> [THE TASK]: Read the material below and count the lines holding the string "这个数约是". Give that count with nothing added.

> [SOURCE RECORDS]:
· · · · ·

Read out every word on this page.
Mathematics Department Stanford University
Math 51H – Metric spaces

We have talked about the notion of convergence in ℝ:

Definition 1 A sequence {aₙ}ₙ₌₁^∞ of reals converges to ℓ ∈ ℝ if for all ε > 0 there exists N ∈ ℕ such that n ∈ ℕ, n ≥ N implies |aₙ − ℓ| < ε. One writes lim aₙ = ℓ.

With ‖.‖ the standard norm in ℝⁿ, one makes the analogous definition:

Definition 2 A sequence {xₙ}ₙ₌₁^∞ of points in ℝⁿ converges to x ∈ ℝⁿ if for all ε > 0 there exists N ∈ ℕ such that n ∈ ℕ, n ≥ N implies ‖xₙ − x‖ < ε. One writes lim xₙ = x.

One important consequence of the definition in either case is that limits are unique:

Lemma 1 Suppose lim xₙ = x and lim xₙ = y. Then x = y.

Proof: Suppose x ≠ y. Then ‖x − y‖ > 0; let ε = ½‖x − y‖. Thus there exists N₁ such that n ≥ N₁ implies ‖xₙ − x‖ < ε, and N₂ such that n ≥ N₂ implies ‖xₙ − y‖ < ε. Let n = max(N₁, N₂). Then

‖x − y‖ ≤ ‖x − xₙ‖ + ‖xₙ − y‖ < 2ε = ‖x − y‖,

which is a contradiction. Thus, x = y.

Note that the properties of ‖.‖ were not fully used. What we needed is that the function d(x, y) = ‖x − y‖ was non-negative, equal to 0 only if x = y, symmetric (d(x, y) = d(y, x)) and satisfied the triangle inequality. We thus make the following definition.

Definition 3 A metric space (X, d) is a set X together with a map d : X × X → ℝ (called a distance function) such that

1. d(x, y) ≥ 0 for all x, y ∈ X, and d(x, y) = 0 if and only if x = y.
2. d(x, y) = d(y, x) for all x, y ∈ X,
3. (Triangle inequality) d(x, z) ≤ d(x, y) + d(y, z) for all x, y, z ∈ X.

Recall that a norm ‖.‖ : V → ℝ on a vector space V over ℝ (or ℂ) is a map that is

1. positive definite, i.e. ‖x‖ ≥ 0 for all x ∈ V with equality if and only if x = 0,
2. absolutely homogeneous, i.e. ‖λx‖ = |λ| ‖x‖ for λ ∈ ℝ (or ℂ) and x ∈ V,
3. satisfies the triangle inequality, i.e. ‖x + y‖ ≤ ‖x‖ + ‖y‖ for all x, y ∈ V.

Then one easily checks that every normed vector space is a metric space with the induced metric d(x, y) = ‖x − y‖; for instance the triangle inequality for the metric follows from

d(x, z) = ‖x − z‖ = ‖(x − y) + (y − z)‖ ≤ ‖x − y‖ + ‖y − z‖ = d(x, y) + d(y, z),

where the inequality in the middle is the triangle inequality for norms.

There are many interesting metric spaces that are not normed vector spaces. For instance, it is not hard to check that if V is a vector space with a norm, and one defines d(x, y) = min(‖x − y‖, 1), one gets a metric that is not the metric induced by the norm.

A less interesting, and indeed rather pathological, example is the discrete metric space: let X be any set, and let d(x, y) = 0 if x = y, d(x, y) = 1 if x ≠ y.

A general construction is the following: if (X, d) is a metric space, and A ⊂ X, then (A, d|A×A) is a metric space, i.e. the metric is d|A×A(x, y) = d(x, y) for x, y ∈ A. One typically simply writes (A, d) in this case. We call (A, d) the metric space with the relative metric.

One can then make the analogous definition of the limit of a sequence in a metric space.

· · · · ·

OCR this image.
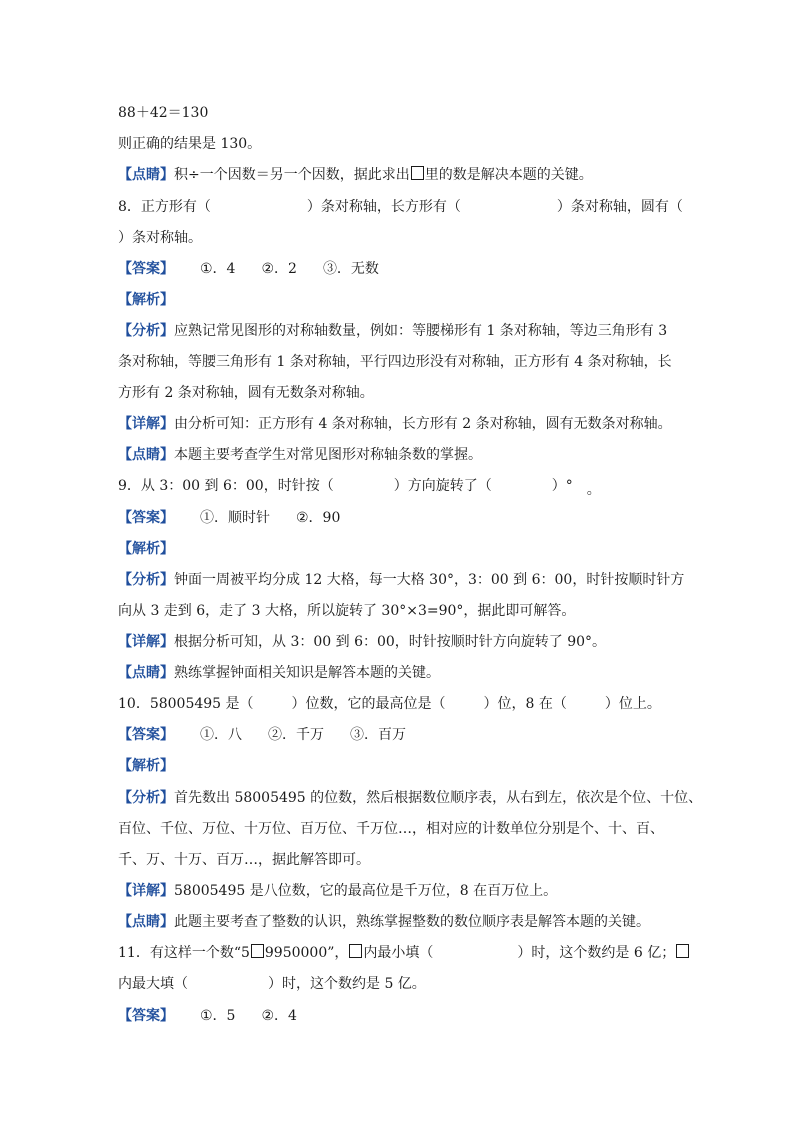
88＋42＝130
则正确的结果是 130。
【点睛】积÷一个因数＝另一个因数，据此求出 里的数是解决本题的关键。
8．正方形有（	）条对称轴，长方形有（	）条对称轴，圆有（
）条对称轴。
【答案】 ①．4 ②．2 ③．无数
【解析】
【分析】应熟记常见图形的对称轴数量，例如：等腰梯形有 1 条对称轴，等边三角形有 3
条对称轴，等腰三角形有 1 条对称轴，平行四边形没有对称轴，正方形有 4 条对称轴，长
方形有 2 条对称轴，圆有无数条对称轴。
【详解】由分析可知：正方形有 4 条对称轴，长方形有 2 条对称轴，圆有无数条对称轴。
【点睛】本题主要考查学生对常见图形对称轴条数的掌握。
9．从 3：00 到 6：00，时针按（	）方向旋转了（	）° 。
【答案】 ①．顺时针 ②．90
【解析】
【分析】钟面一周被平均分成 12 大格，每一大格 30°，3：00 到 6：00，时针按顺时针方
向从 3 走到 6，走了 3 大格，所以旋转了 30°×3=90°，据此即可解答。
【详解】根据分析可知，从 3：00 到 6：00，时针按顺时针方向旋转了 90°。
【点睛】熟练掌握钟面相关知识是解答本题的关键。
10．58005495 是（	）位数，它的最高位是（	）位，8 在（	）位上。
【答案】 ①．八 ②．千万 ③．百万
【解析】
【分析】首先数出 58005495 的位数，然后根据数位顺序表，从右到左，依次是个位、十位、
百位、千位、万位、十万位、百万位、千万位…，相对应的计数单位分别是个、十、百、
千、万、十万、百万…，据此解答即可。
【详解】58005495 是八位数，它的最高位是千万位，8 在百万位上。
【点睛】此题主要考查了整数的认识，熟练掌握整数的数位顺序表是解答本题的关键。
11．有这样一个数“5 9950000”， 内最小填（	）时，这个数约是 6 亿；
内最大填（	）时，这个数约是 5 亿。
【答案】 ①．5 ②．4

· · · · ·

> [RESULT FOR THIS EXERCISE]: 2